Return each entry exactly, omitting nothing.

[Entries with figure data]
--- start ---
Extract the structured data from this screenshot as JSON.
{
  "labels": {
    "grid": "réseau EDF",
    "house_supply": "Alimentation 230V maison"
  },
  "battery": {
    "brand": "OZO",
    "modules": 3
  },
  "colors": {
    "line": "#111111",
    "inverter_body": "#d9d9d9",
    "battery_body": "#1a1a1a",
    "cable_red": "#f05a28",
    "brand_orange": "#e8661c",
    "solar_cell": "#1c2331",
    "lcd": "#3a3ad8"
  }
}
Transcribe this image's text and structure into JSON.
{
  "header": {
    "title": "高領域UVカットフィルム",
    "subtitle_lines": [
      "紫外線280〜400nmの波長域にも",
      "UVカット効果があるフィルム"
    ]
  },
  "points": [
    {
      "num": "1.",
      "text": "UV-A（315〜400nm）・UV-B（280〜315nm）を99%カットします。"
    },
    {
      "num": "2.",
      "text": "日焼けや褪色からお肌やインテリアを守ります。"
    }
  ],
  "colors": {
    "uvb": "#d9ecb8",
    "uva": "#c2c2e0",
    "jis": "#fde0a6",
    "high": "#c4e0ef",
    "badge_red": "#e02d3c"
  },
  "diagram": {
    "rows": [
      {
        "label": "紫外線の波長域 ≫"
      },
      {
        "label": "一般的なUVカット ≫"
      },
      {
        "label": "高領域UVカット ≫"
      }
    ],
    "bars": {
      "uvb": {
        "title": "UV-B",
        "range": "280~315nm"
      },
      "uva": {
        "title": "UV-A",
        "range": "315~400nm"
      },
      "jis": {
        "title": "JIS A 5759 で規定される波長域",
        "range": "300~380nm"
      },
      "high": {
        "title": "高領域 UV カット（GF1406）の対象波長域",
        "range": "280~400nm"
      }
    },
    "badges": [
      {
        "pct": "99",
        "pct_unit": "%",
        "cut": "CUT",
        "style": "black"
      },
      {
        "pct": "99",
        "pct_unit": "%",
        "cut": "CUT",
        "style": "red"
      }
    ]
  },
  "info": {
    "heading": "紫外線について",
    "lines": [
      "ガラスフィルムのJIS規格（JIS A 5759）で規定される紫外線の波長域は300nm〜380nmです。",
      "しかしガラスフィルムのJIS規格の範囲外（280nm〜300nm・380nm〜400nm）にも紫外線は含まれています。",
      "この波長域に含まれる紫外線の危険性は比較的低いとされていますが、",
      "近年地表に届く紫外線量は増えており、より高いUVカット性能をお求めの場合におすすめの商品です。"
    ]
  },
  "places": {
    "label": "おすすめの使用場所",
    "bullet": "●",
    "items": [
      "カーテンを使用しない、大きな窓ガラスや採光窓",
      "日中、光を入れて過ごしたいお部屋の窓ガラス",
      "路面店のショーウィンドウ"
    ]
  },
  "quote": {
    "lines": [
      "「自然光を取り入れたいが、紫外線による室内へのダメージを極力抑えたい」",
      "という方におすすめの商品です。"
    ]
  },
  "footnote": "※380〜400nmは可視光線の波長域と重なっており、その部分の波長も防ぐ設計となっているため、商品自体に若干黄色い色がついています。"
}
--- end ---
--- RESPONSE TO THIS EXERCISE ---
Extract the structured data from this screenshot as JSON.
{
  "labels": {
    "grid": "réseau EDF",
    "house_supply": "Alimentation 230V maison"
  },
  "battery": {
    "brand": "OZO",
    "modules": 3
  },
  "colors": {
    "line": "#111111",
    "inverter_body": "#d9d9d9",
    "battery_body": "#1a1a1a",
    "cable_red": "#f05a28",
    "brand_orange": "#e8661c",
    "solar_cell": "#1c2331",
    "lcd": "#3a3ad8"
  }
}
Transcribe this image's text and structure into JSON.
{
  "header": {
    "title": "高領域UVカットフィルム",
    "subtitle_lines": [
      "紫外線280〜400nmの波長域にも",
      "UVカット効果があるフィルム"
    ]
  },
  "points": [
    {
      "num": "1.",
      "text": "UV-A（315〜400nm）・UV-B（280〜315nm）を99%カットします。"
    },
    {
      "num": "2.",
      "text": "日焼けや褪色からお肌やインテリアを守ります。"
    }
  ],
  "colors": {
    "uvb": "#d9ecb8",
    "uva": "#c2c2e0",
    "jis": "#fde0a6",
    "high": "#c4e0ef",
    "badge_red": "#e02d3c"
  },
  "diagram": {
    "rows": [
      {
        "label": "紫外線の波長域 ≫"
      },
      {
        "label": "一般的なUVカット ≫"
      },
      {
        "label": "高領域UVカット ≫"
      }
    ],
    "bars": {
      "uvb": {
        "title": "UV-B",
        "range": "280~315nm"
      },
      "uva": {
        "title": "UV-A",
        "range": "315~400nm"
      },
      "jis": {
        "title": "JIS A 5759 で規定される波長域",
        "range": "300~380nm"
      },
      "high": {
        "title": "高領域 UV カット（GF1406）の対象波長域",
        "range": "280~400nm"
      }
    },
    "badges": [
      {
        "pct": "99",
        "pct_unit": "%",
        "cut": "CUT",
        "style": "black"
      },
      {
        "pct": "99",
        "pct_unit": "%",
        "cut": "CUT",
        "style": "red"
      }
    ]
  },
  "info": {
    "heading": "紫外線について",
    "lines": [
      "ガラスフィルムのJIS規格（JIS A 5759）で規定される紫外線の波長域は300nm〜380nmです。",
      "しかしガラスフィルムのJIS規格の範囲外（280nm〜300nm・380nm〜400nm）にも紫外線は含まれています。",
      "この波長域に含まれる紫外線の危険性は比較的低いとされていますが、",
      "近年地表に届く紫外線量は増えており、より高いUVカット性能をお求めの場合におすすめの商品です。"
    ]
  },
  "places": {
    "label": "おすすめの使用場所",
    "bullet": "●",
    "items": [
      "カーテンを使用しない、大きな窓ガラスや採光窓",
      "日中、光を入れて過ごしたいお部屋の窓ガラス",
      "路面店のショーウィンドウ"
    ]
  },
  "quote": {
    "lines": [
      "「自然光を取り入れたいが、紫外線による室内へのダメージを極力抑えたい」",
      "という方におすすめの商品です。"
    ]
  },
  "footnote": "※380〜400nmは可視光線の波長域と重なっており、その部分の波長も防ぐ設計となっているため、商品自体に若干黄色い色がついています。"
}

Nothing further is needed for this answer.